DIRECTIONS
Quote the whole listing word for word. Do not include the pictures.

SUPPLIED DATA
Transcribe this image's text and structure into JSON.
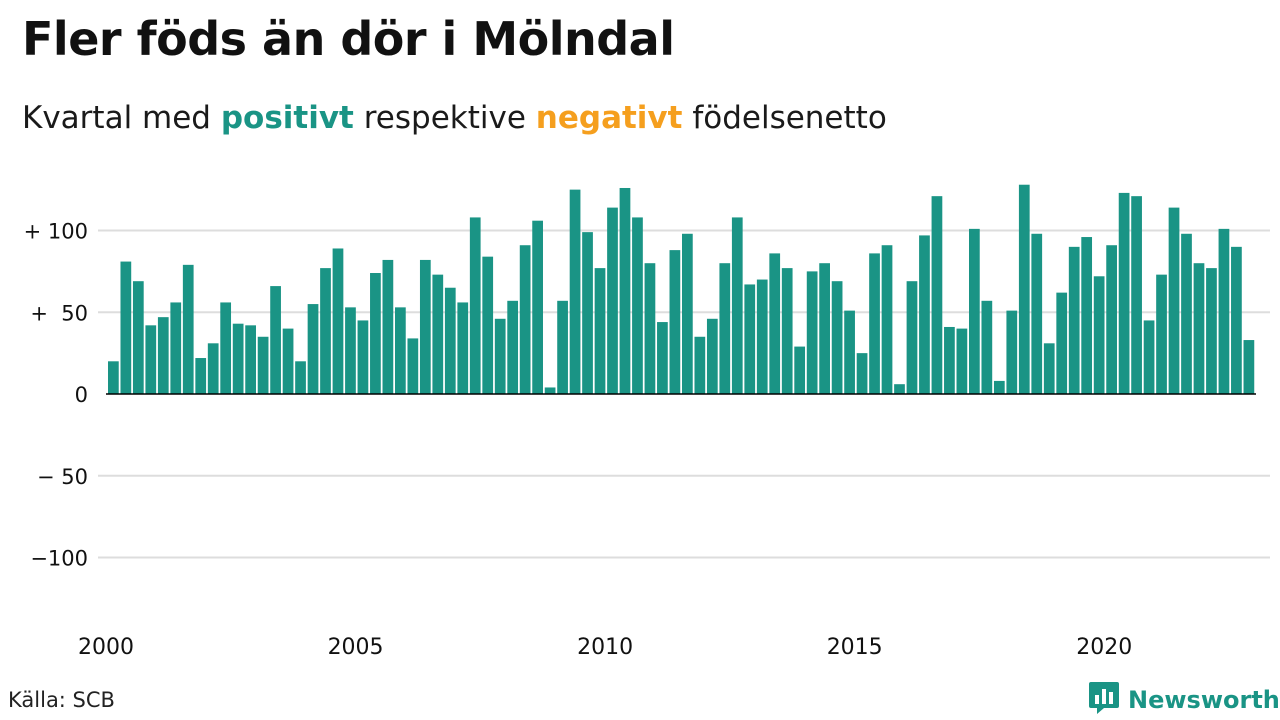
{
  "title": "Fler föds än dör i Mölndal",
  "subtitle": {
    "prefix": "Kvartal med ",
    "positive": "positivt",
    "middle": " respektive ",
    "negative": "negativt",
    "suffix": " födelsenetto"
  },
  "source": "Källa: SCB",
  "brand": {
    "name": "Newsworthy",
    "icon": "newsworthy-logo-icon"
  },
  "colors": {
    "positive": "#1a9485",
    "negative": "#f59f1e",
    "grid": "#dddddd",
    "axis": "#000000"
  },
  "chart_data": {
    "type": "bar",
    "x_start": "2000 Q1",
    "x_ticks": [
      "2000",
      "2005",
      "2010",
      "2015",
      "2020"
    ],
    "y_ticks": [
      "+ 100",
      "+  50",
      "0",
      "− 50",
      "−100"
    ],
    "y_tick_values": [
      100,
      50,
      0,
      -50,
      -100
    ],
    "ylim": [
      -125,
      135
    ],
    "grid": true,
    "values": [
      20,
      81,
      69,
      42,
      47,
      56,
      79,
      22,
      31,
      56,
      43,
      42,
      35,
      66,
      40,
      20,
      55,
      77,
      89,
      53,
      45,
      74,
      82,
      53,
      34,
      82,
      73,
      65,
      56,
      108,
      84,
      46,
      57,
      91,
      106,
      4,
      57,
      125,
      99,
      77,
      114,
      126,
      108,
      80,
      44,
      88,
      98,
      35,
      46,
      80,
      108,
      67,
      70,
      86,
      77,
      29,
      75,
      80,
      69,
      51,
      25,
      86,
      91,
      6,
      69,
      97,
      121,
      41,
      40,
      101,
      57,
      8,
      51,
      128,
      98,
      31,
      62,
      90,
      96,
      72,
      91,
      123,
      121,
      45,
      73,
      114,
      98,
      80,
      77,
      101,
      90,
      33
    ]
  }
}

ANSWER TO THIS EXERCISE
Transcribe this image's text and structure into JSON.
{
  "title": "Fler föds än dör i Mölndal",
  "subtitle": {
    "prefix": "Kvartal med ",
    "positive": "positivt",
    "middle": " respektive ",
    "negative": "negativt",
    "suffix": " födelsenetto"
  },
  "source": "Källa: SCB",
  "brand": {
    "name": "Newsworthy",
    "icon": "newsworthy-logo-icon"
  },
  "colors": {
    "positive": "#1a9485",
    "negative": "#f59f1e",
    "grid": "#dddddd",
    "axis": "#000000"
  },
  "chart_data": {
    "type": "bar",
    "x_start": "2000 Q1",
    "x_ticks": [
      "2000",
      "2005",
      "2010",
      "2015",
      "2020"
    ],
    "y_ticks": [
      "+ 100",
      "+  50",
      "0",
      "− 50",
      "−100"
    ],
    "y_tick_values": [
      100,
      50,
      0,
      -50,
      -100
    ],
    "ylim": [
      -125,
      135
    ],
    "grid": true,
    "values": [
      20,
      81,
      69,
      42,
      47,
      56,
      79,
      22,
      31,
      56,
      43,
      42,
      35,
      66,
      40,
      20,
      55,
      77,
      89,
      53,
      45,
      74,
      82,
      53,
      34,
      82,
      73,
      65,
      56,
      108,
      84,
      46,
      57,
      91,
      106,
      4,
      57,
      125,
      99,
      77,
      114,
      126,
      108,
      80,
      44,
      88,
      98,
      35,
      46,
      80,
      108,
      67,
      70,
      86,
      77,
      29,
      75,
      80,
      69,
      51,
      25,
      86,
      91,
      6,
      69,
      97,
      121,
      41,
      40,
      101,
      57,
      8,
      51,
      128,
      98,
      31,
      62,
      90,
      96,
      72,
      91,
      123,
      121,
      45,
      73,
      114,
      98,
      80,
      77,
      101,
      90,
      33
    ]
  }
}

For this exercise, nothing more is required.